# start of DATA FOR THE TASK
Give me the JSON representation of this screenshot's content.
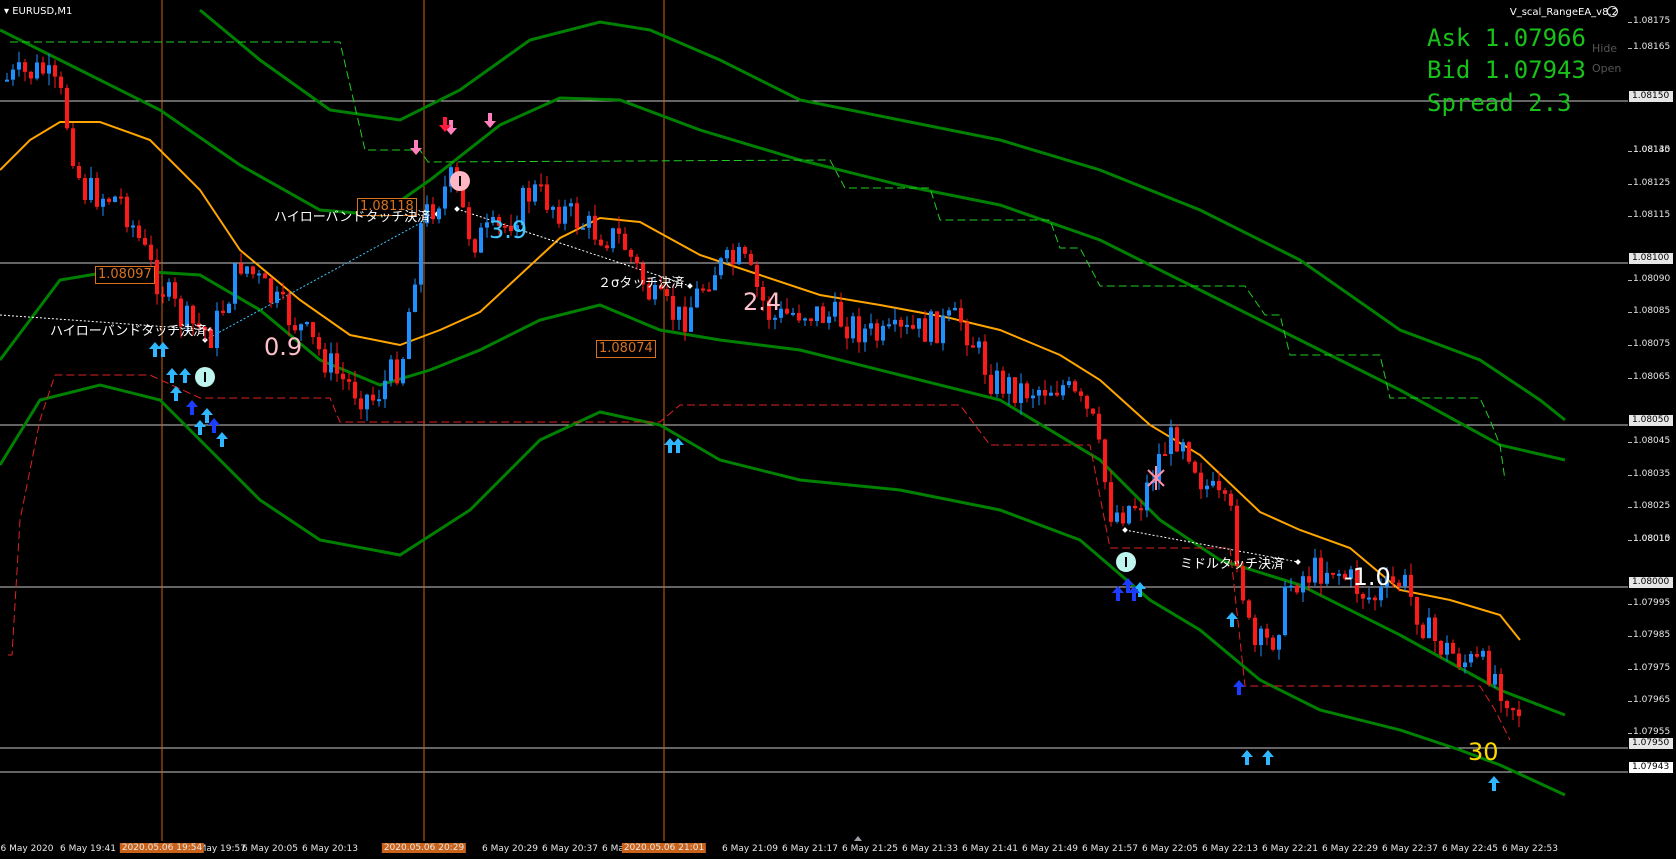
{
  "window": {
    "symbol_label": "EURUSD,M1",
    "ea_label": "V_scal_RangeEA_v8.2"
  },
  "quote": {
    "ask": "Ask 1.07966",
    "bid": "Bid 1.07943",
    "spread": "Spread 2.3"
  },
  "side_buttons": {
    "hide": "Hide",
    "open": "Open"
  },
  "price_axis": {
    "labels": [
      "1.08175",
      "1.08165",
      "1.08140",
      "1.08135",
      "1.08125",
      "1.08115",
      "1.08090",
      "1.08085",
      "1.08075",
      "1.08065",
      "1.08045",
      "1.08035",
      "1.08025",
      "1.08015",
      "1.08010",
      "1.07995",
      "1.07985",
      "1.07975",
      "1.07965",
      "1.07955"
    ],
    "boxes": {
      "p1": "1.08150",
      "p2": "1.08100",
      "p3": "1.08050",
      "p4": "1.08000",
      "p5": "1.07950",
      "current": "1.07943"
    }
  },
  "time_axis": {
    "labels": [
      "6 May 2020",
      "6 May 19:41",
      "6 May 19:57",
      "6 May 20:05",
      "6 May 20:13",
      "6 May 20:29",
      "6 May 20:37",
      "6 May 20:45",
      "6 May 21:09",
      "6 May 21:17",
      "6 May 21:25",
      "6 May 21:33",
      "6 May 21:41",
      "6 May 21:49",
      "6 May 21:57",
      "6 May 22:05",
      "6 May 22:13",
      "6 May 22:21",
      "6 May 22:29",
      "6 May 22:37",
      "6 May 22:45",
      "6 May 22:53"
    ],
    "highlights": [
      "2020.05.06 19:54",
      "2020.05.06 20:29",
      "2020.05.06 21:01"
    ]
  },
  "price_boxes": [
    "1.08097",
    "1.08118",
    "1.08074"
  ],
  "annotations": [
    "ハイローバンドタッチ決済",
    "ハイローバンドタッチ決済",
    "２σタッチ決済",
    "ミドルタッチ決済"
  ],
  "profits": [
    "0.9",
    "3.9",
    "2.4",
    "-1.0"
  ],
  "counter": "30",
  "colors": {
    "bull": "#1e8fff",
    "bear": "#ff1a1a",
    "ma": "#ffa500",
    "band": "#008000",
    "dashed_green": "#22cc22",
    "dashed_red": "#dd2222",
    "quote": "#19c21a",
    "vline": "#c9621a"
  }
}
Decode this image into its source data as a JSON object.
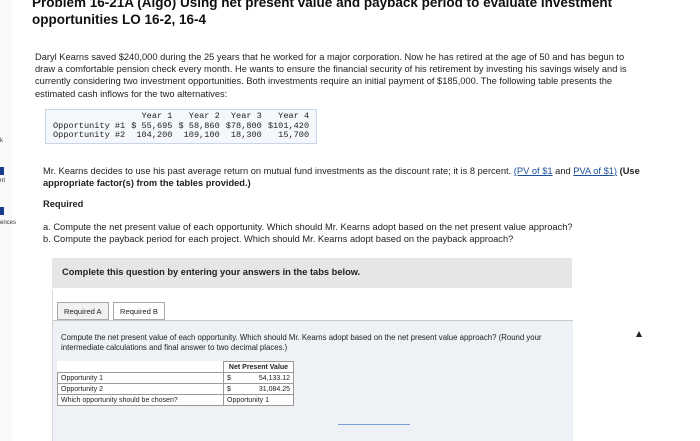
{
  "left_rail": {
    "items": [
      "k",
      "nt",
      "ences"
    ]
  },
  "title": "Problem 16-21A (Algo) Using net present value and payback period to evaluate investment opportunities LO 16-2, 16-4",
  "intro": "Daryl Kearns saved $240,000 during the 25 years that he worked for a major corporation. Now he has retired at the age of 50 and has begun to draw a comfortable pension check every month. He wants to ensure the financial security of his retirement by investing his savings wisely and is currently considering two investment opportunities. Both investments require an initial payment of $185,000. The following table presents the estimated cash inflows for the two alternatives:",
  "cash_flows": {
    "headers": [
      "",
      "Year 1",
      "Year 2",
      "Year 3",
      "Year 4"
    ],
    "rows": [
      [
        "Opportunity #1",
        "$ 55,695",
        "$ 58,860",
        "$78,800",
        "$101,420"
      ],
      [
        "Opportunity #2",
        "104,200",
        "109,100",
        "18,300",
        "15,700"
      ]
    ]
  },
  "discount": {
    "text": "Mr. Kearns decides to use his past average return on mutual fund investments as the discount rate; it is 8 percent.",
    "link1": "(PV of $1",
    "and": "and",
    "link2": "PVA of $1)",
    "bold_text": "(Use appropriate factor(s) from the tables provided.)"
  },
  "required_heading": "Required",
  "tasks": {
    "a": "a. Compute the net present value of each opportunity. Which should Mr. Kearns adopt based on the net present value approach?",
    "b": "b. Compute the payback period for each project. Which should Mr. Kearns adopt based on the payback approach?"
  },
  "instruction": "Complete this question by entering your answers in the tabs below.",
  "tabs": [
    {
      "label": "Required A"
    },
    {
      "label": "Required B"
    }
  ],
  "question_text": "Compute the net present value of each opportunity. Which should Mr. Kearns adopt based on the net present value approach? (Round your intermediate calculations and final answer to two decimal places.)",
  "answer_table": {
    "header": "Net Present Value",
    "rows": [
      {
        "label": "Opportunity 1",
        "currency": "$",
        "value": "54,133.12"
      },
      {
        "label": "Opportunity 2",
        "currency": "$",
        "value": "31,084.25"
      }
    ],
    "choice_label": "Which opportunity should be chosen?",
    "choice_value": "Opportunity 1"
  }
}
# end of DATA FOR THE TASK
§ **TASK**: Say, as a single number and nothing more, how many lines of the entries contain the word "period".

§ **OUTPUT BELOW**: 2